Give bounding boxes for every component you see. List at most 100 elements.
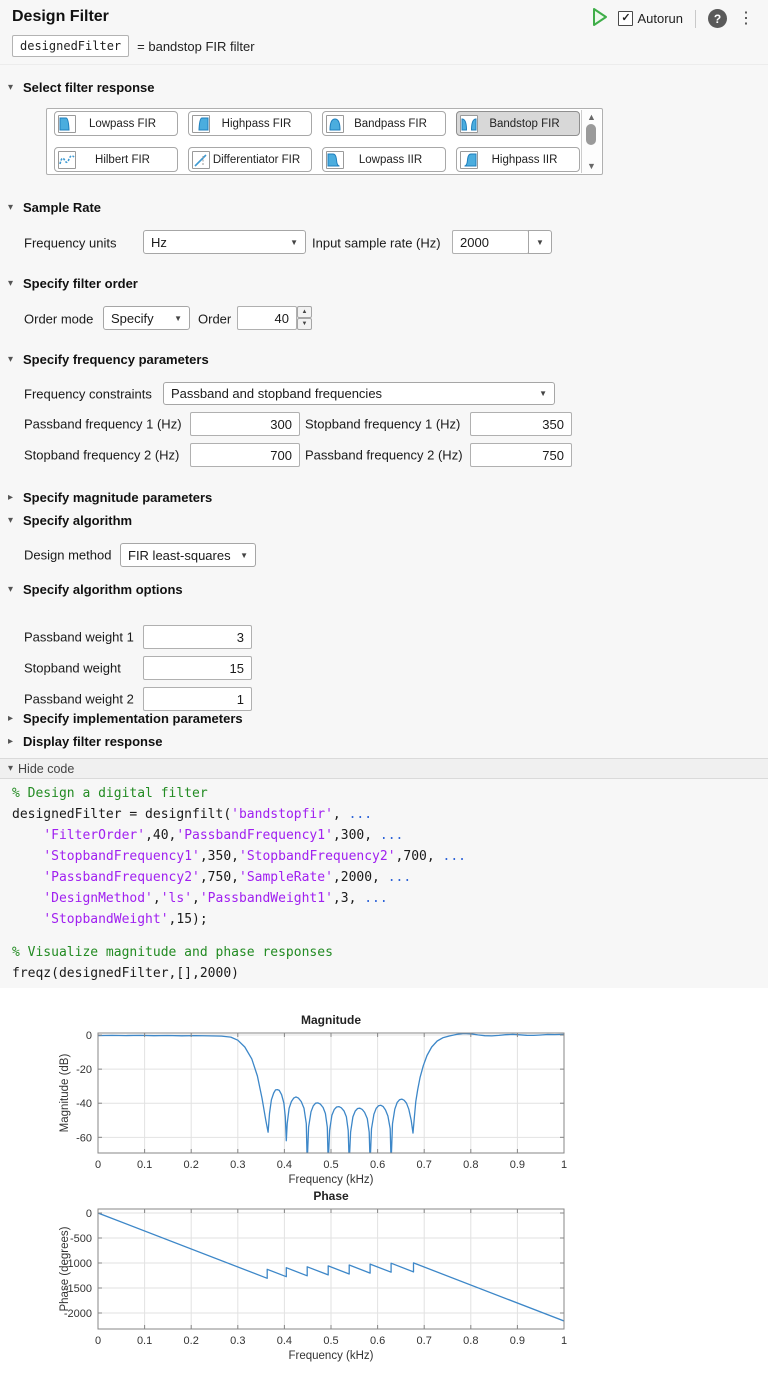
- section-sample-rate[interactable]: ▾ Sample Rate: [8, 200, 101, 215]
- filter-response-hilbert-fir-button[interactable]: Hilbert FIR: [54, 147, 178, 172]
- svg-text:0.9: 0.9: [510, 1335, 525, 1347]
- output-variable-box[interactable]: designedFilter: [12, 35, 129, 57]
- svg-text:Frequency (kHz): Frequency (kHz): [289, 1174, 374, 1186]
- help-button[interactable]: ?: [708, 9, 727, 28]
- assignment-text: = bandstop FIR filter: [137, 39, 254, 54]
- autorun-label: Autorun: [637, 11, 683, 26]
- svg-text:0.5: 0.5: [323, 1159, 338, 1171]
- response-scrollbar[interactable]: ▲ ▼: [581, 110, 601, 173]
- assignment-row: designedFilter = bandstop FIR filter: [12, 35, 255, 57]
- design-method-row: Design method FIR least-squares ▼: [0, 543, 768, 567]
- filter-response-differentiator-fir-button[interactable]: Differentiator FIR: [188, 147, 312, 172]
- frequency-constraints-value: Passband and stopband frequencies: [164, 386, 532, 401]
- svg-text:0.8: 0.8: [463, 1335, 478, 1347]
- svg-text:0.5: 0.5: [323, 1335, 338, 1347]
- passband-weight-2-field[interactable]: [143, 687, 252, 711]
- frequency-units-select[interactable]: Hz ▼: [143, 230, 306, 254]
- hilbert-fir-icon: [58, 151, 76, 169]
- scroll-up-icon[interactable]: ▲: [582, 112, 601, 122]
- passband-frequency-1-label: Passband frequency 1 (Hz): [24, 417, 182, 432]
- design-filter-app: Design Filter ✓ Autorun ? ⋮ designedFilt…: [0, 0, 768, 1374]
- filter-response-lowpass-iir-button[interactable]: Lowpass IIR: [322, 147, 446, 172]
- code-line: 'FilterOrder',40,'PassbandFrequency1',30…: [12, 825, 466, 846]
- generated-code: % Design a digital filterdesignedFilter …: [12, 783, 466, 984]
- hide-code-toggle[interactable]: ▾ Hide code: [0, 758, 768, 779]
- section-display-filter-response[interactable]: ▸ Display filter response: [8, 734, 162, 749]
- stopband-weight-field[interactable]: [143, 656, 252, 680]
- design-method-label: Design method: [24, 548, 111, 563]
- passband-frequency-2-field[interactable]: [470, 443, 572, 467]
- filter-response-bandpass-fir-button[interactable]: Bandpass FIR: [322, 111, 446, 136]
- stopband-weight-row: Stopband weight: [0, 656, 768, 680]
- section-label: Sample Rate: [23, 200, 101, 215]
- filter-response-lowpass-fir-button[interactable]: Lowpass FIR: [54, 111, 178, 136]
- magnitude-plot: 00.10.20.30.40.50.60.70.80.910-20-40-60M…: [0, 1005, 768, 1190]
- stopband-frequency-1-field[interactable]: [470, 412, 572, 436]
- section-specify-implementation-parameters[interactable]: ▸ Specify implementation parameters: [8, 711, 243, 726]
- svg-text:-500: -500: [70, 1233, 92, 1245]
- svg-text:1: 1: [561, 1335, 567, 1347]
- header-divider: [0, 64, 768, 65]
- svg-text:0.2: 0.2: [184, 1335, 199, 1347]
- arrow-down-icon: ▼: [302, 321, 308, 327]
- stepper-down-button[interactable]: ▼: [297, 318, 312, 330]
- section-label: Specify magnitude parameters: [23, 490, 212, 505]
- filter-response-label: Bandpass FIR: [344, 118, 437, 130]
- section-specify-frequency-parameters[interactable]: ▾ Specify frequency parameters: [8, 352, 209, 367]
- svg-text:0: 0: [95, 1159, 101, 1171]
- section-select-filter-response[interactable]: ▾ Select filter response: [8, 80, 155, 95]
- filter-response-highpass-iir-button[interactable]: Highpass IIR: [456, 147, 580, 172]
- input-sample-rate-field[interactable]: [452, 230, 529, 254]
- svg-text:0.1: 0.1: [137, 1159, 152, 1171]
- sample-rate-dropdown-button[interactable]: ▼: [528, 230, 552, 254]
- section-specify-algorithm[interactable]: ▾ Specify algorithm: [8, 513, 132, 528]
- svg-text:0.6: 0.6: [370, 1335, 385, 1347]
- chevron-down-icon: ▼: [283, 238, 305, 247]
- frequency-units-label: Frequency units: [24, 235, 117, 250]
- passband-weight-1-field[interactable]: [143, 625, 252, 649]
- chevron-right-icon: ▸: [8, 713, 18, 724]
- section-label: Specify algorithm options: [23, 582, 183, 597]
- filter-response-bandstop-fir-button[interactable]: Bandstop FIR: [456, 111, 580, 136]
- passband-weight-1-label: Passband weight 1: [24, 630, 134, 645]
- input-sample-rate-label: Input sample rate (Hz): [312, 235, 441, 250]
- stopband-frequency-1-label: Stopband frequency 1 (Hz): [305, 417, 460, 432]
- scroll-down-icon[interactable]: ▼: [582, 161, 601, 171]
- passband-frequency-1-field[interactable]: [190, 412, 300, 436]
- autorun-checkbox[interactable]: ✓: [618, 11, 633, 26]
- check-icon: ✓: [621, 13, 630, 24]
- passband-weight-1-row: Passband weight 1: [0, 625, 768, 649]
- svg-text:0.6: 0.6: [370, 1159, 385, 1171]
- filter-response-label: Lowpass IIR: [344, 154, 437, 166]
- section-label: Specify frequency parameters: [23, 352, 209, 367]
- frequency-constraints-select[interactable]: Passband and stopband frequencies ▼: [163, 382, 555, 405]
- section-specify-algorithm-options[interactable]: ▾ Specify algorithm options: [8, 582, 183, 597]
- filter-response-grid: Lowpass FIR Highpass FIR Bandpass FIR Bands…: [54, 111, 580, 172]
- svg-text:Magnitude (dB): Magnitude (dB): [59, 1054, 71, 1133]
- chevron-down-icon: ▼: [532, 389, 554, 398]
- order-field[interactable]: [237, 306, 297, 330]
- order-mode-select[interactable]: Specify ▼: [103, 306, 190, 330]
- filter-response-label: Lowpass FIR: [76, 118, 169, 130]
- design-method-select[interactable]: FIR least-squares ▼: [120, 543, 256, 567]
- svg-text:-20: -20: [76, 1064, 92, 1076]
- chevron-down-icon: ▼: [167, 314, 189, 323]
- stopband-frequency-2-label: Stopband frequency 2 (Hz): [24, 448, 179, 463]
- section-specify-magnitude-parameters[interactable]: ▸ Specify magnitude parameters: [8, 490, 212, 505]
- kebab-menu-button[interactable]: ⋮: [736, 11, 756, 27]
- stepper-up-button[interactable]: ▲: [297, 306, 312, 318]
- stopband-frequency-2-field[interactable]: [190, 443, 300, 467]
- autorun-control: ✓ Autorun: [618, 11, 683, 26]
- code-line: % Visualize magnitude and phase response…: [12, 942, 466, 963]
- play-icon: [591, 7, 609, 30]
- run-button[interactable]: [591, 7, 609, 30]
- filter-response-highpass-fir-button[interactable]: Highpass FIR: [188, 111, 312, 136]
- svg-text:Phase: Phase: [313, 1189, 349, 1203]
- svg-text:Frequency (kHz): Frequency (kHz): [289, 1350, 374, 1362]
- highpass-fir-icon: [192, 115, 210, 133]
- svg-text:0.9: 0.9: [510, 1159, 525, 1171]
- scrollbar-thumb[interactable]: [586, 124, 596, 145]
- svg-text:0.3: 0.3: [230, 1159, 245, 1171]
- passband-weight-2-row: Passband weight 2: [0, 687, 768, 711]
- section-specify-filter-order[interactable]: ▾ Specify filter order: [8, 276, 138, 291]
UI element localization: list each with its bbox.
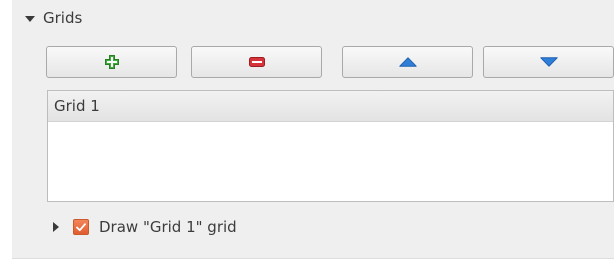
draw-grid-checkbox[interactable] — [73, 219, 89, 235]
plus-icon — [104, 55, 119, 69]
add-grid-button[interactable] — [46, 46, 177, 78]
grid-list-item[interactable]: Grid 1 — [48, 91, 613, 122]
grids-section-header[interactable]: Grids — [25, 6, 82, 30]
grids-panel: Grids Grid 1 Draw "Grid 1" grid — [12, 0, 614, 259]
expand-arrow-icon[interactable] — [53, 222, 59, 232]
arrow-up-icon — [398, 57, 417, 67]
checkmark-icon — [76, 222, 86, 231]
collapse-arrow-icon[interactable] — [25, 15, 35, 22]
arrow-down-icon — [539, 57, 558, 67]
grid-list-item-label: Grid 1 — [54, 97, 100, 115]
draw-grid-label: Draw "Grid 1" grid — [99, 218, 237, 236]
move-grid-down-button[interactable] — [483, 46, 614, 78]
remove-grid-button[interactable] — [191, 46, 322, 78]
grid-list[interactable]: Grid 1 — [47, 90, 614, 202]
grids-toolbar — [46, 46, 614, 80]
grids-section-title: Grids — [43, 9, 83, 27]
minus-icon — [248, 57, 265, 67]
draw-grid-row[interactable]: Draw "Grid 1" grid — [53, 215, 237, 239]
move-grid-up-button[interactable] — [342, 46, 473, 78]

◇ ◇ ◇

■ TASK BRIEF ■
Please format the lines from the one with "- section-sample-rate[interactable]: ▾" to the one with "1174, 374, 1186]" as a Markdown table with two columns, Num for the line's position in the table and Entry for its text, leaving out blank lines.

■ CORRECT RESPONSE ■
| Num | Entry |
|---|---|
| 1 | - section-sample-rate[interactable]: ▾ Sample Rate: [8, 200, 101, 215] |
| 2 | - filter-response-hilbert-fir-button[interactable]: Hilbert FIR: [54, 147, 178, 172] |
| 3 | - svg-text:0.9: 0.9: [510, 1335, 525, 1347] |
| 4 | - output-variable-box[interactable]: designedFilter: [12, 35, 129, 57] |
| 5 | - svg-text:Frequency (kHz): Frequency (kHz): [289, 1174, 374, 1186] |